Start Material for this exercise

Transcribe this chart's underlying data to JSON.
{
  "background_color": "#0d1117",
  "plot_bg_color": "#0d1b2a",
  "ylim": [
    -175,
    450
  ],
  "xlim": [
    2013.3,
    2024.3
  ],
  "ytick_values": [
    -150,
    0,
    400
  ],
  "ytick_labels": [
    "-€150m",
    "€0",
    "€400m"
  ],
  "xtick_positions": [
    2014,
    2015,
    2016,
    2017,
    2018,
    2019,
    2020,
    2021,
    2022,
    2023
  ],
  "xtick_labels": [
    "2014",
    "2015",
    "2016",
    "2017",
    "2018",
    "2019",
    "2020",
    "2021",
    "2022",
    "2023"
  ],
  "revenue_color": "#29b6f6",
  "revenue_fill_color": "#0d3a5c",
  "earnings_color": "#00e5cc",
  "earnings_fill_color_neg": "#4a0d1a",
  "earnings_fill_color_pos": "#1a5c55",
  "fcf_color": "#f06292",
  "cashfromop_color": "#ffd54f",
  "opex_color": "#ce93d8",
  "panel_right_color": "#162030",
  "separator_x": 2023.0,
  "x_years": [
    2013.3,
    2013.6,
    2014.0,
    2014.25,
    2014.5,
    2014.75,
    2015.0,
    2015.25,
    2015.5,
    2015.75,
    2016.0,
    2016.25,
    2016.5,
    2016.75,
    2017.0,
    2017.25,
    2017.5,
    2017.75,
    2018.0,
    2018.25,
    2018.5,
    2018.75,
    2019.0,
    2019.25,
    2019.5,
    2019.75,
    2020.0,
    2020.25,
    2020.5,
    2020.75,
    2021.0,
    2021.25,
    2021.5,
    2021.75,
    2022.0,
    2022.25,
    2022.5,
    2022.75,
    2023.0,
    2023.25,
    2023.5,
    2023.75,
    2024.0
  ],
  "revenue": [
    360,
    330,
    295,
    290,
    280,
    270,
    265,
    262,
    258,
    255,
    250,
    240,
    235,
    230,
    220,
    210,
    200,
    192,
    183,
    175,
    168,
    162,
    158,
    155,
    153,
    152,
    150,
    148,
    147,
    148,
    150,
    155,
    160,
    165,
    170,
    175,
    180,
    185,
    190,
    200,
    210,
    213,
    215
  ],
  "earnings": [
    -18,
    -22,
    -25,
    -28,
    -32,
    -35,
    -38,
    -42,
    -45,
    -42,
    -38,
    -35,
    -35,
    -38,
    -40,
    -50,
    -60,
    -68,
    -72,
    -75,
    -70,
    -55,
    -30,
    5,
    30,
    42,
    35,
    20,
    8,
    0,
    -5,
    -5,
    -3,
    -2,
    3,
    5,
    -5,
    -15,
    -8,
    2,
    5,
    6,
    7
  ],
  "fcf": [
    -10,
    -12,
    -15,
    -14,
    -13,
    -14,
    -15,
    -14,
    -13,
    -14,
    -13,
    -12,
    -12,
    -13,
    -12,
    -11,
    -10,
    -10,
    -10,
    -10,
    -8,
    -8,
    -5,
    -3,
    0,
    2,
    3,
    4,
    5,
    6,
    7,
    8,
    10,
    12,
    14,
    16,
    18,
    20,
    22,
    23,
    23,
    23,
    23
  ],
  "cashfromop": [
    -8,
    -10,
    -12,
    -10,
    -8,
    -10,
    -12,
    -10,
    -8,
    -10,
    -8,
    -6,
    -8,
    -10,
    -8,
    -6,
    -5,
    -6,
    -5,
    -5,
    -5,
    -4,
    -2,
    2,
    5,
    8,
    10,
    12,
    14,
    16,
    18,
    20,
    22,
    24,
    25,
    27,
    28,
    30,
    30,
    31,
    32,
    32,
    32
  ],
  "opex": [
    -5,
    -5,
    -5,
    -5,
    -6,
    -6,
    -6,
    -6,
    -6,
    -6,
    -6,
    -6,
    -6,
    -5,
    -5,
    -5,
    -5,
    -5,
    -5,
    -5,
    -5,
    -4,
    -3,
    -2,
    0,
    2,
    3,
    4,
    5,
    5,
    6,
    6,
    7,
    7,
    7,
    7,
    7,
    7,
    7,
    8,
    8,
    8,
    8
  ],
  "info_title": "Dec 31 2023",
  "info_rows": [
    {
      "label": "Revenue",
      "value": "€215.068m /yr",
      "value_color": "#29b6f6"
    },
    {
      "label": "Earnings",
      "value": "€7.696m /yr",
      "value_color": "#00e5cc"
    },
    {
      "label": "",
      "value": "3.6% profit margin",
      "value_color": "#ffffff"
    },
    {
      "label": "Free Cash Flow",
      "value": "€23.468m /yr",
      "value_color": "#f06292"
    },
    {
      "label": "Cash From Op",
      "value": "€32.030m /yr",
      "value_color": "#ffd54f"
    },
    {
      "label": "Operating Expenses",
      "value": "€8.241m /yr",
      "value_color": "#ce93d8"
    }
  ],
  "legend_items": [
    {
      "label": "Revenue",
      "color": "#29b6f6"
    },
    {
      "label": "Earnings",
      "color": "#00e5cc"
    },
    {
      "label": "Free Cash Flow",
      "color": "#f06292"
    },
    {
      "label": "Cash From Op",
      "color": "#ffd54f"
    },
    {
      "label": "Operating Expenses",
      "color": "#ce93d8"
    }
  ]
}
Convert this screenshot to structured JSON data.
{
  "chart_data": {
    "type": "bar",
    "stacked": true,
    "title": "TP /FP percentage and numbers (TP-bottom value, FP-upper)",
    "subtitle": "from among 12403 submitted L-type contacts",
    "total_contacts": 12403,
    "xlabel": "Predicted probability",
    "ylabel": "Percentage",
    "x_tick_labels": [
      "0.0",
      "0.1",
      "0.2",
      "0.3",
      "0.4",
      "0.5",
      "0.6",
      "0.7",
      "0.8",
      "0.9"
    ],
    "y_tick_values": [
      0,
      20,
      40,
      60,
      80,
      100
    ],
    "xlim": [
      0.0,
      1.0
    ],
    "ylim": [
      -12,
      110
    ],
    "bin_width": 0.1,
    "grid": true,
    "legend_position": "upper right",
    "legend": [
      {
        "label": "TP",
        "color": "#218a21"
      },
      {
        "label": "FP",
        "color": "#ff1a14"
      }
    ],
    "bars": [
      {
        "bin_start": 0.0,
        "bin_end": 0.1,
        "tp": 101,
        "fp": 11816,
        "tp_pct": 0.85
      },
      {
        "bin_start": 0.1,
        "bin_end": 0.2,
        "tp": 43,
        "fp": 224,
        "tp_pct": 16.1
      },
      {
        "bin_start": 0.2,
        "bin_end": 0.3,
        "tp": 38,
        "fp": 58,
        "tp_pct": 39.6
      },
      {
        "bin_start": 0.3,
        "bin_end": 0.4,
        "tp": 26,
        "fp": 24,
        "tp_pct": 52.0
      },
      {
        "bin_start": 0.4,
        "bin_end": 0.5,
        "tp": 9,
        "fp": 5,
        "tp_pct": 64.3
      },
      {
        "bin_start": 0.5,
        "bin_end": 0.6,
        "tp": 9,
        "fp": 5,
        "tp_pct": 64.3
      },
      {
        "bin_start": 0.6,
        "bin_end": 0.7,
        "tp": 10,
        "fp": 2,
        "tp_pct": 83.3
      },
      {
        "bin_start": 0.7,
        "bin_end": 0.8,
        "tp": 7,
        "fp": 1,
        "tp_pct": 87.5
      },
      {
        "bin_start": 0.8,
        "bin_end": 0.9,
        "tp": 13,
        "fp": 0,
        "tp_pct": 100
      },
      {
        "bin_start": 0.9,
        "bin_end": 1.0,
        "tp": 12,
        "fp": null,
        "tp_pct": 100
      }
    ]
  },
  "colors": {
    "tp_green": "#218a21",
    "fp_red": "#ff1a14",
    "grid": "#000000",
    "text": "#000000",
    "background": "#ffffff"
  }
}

End Material for this exercise

- The request
Reproduce the material above without altering a single character.

- Answer to this exercise
Transcribe this chart's underlying data to JSON.
{
  "background_color": "#0d1117",
  "plot_bg_color": "#0d1b2a",
  "ylim": [
    -175,
    450
  ],
  "xlim": [
    2013.3,
    2024.3
  ],
  "ytick_values": [
    -150,
    0,
    400
  ],
  "ytick_labels": [
    "-€150m",
    "€0",
    "€400m"
  ],
  "xtick_positions": [
    2014,
    2015,
    2016,
    2017,
    2018,
    2019,
    2020,
    2021,
    2022,
    2023
  ],
  "xtick_labels": [
    "2014",
    "2015",
    "2016",
    "2017",
    "2018",
    "2019",
    "2020",
    "2021",
    "2022",
    "2023"
  ],
  "revenue_color": "#29b6f6",
  "revenue_fill_color": "#0d3a5c",
  "earnings_color": "#00e5cc",
  "earnings_fill_color_neg": "#4a0d1a",
  "earnings_fill_color_pos": "#1a5c55",
  "fcf_color": "#f06292",
  "cashfromop_color": "#ffd54f",
  "opex_color": "#ce93d8",
  "panel_right_color": "#162030",
  "separator_x": 2023.0,
  "x_years": [
    2013.3,
    2013.6,
    2014.0,
    2014.25,
    2014.5,
    2014.75,
    2015.0,
    2015.25,
    2015.5,
    2015.75,
    2016.0,
    2016.25,
    2016.5,
    2016.75,
    2017.0,
    2017.25,
    2017.5,
    2017.75,
    2018.0,
    2018.25,
    2018.5,
    2018.75,
    2019.0,
    2019.25,
    2019.5,
    2019.75,
    2020.0,
    2020.25,
    2020.5,
    2020.75,
    2021.0,
    2021.25,
    2021.5,
    2021.75,
    2022.0,
    2022.25,
    2022.5,
    2022.75,
    2023.0,
    2023.25,
    2023.5,
    2023.75,
    2024.0
  ],
  "revenue": [
    360,
    330,
    295,
    290,
    280,
    270,
    265,
    262,
    258,
    255,
    250,
    240,
    235,
    230,
    220,
    210,
    200,
    192,
    183,
    175,
    168,
    162,
    158,
    155,
    153,
    152,
    150,
    148,
    147,
    148,
    150,
    155,
    160,
    165,
    170,
    175,
    180,
    185,
    190,
    200,
    210,
    213,
    215
  ],
  "earnings": [
    -18,
    -22,
    -25,
    -28,
    -32,
    -35,
    -38,
    -42,
    -45,
    -42,
    -38,
    -35,
    -35,
    -38,
    -40,
    -50,
    -60,
    -68,
    -72,
    -75,
    -70,
    -55,
    -30,
    5,
    30,
    42,
    35,
    20,
    8,
    0,
    -5,
    -5,
    -3,
    -2,
    3,
    5,
    -5,
    -15,
    -8,
    2,
    5,
    6,
    7
  ],
  "fcf": [
    -10,
    -12,
    -15,
    -14,
    -13,
    -14,
    -15,
    -14,
    -13,
    -14,
    -13,
    -12,
    -12,
    -13,
    -12,
    -11,
    -10,
    -10,
    -10,
    -10,
    -8,
    -8,
    -5,
    -3,
    0,
    2,
    3,
    4,
    5,
    6,
    7,
    8,
    10,
    12,
    14,
    16,
    18,
    20,
    22,
    23,
    23,
    23,
    23
  ],
  "cashfromop": [
    -8,
    -10,
    -12,
    -10,
    -8,
    -10,
    -12,
    -10,
    -8,
    -10,
    -8,
    -6,
    -8,
    -10,
    -8,
    -6,
    -5,
    -6,
    -5,
    -5,
    -5,
    -4,
    -2,
    2,
    5,
    8,
    10,
    12,
    14,
    16,
    18,
    20,
    22,
    24,
    25,
    27,
    28,
    30,
    30,
    31,
    32,
    32,
    32
  ],
  "opex": [
    -5,
    -5,
    -5,
    -5,
    -6,
    -6,
    -6,
    -6,
    -6,
    -6,
    -6,
    -6,
    -6,
    -5,
    -5,
    -5,
    -5,
    -5,
    -5,
    -5,
    -5,
    -4,
    -3,
    -2,
    0,
    2,
    3,
    4,
    5,
    5,
    6,
    6,
    7,
    7,
    7,
    7,
    7,
    7,
    7,
    8,
    8,
    8,
    8
  ],
  "info_title": "Dec 31 2023",
  "info_rows": [
    {
      "label": "Revenue",
      "value": "€215.068m /yr",
      "value_color": "#29b6f6"
    },
    {
      "label": "Earnings",
      "value": "€7.696m /yr",
      "value_color": "#00e5cc"
    },
    {
      "label": "",
      "value": "3.6% profit margin",
      "value_color": "#ffffff"
    },
    {
      "label": "Free Cash Flow",
      "value": "€23.468m /yr",
      "value_color": "#f06292"
    },
    {
      "label": "Cash From Op",
      "value": "€32.030m /yr",
      "value_color": "#ffd54f"
    },
    {
      "label": "Operating Expenses",
      "value": "€8.241m /yr",
      "value_color": "#ce93d8"
    }
  ],
  "legend_items": [
    {
      "label": "Revenue",
      "color": "#29b6f6"
    },
    {
      "label": "Earnings",
      "color": "#00e5cc"
    },
    {
      "label": "Free Cash Flow",
      "color": "#f06292"
    },
    {
      "label": "Cash From Op",
      "color": "#ffd54f"
    },
    {
      "label": "Operating Expenses",
      "color": "#ce93d8"
    }
  ]
}
Convert this screenshot to structured JSON data.
{
  "chart_data": {
    "type": "bar",
    "stacked": true,
    "title": "TP /FP percentage and numbers (TP-bottom value, FP-upper)",
    "subtitle": "from among 12403 submitted L-type contacts",
    "total_contacts": 12403,
    "xlabel": "Predicted probability",
    "ylabel": "Percentage",
    "x_tick_labels": [
      "0.0",
      "0.1",
      "0.2",
      "0.3",
      "0.4",
      "0.5",
      "0.6",
      "0.7",
      "0.8",
      "0.9"
    ],
    "y_tick_values": [
      0,
      20,
      40,
      60,
      80,
      100
    ],
    "xlim": [
      0.0,
      1.0
    ],
    "ylim": [
      -12,
      110
    ],
    "bin_width": 0.1,
    "grid": true,
    "legend_position": "upper right",
    "legend": [
      {
        "label": "TP",
        "color": "#218a21"
      },
      {
        "label": "FP",
        "color": "#ff1a14"
      }
    ],
    "bars": [
      {
        "bin_start": 0.0,
        "bin_end": 0.1,
        "tp": 101,
        "fp": 11816,
        "tp_pct": 0.85
      },
      {
        "bin_start": 0.1,
        "bin_end": 0.2,
        "tp": 43,
        "fp": 224,
        "tp_pct": 16.1
      },
      {
        "bin_start": 0.2,
        "bin_end": 0.3,
        "tp": 38,
        "fp": 58,
        "tp_pct": 39.6
      },
      {
        "bin_start": 0.3,
        "bin_end": 0.4,
        "tp": 26,
        "fp": 24,
        "tp_pct": 52.0
      },
      {
        "bin_start": 0.4,
        "bin_end": 0.5,
        "tp": 9,
        "fp": 5,
        "tp_pct": 64.3
      },
      {
        "bin_start": 0.5,
        "bin_end": 0.6,
        "tp": 9,
        "fp": 5,
        "tp_pct": 64.3
      },
      {
        "bin_start": 0.6,
        "bin_end": 0.7,
        "tp": 10,
        "fp": 2,
        "tp_pct": 83.3
      },
      {
        "bin_start": 0.7,
        "bin_end": 0.8,
        "tp": 7,
        "fp": 1,
        "tp_pct": 87.5
      },
      {
        "bin_start": 0.8,
        "bin_end": 0.9,
        "tp": 13,
        "fp": 0,
        "tp_pct": 100
      },
      {
        "bin_start": 0.9,
        "bin_end": 1.0,
        "tp": 12,
        "fp": null,
        "tp_pct": 100
      }
    ]
  },
  "colors": {
    "tp_green": "#218a21",
    "fp_red": "#ff1a14",
    "grid": "#000000",
    "text": "#000000",
    "background": "#ffffff"
  }
}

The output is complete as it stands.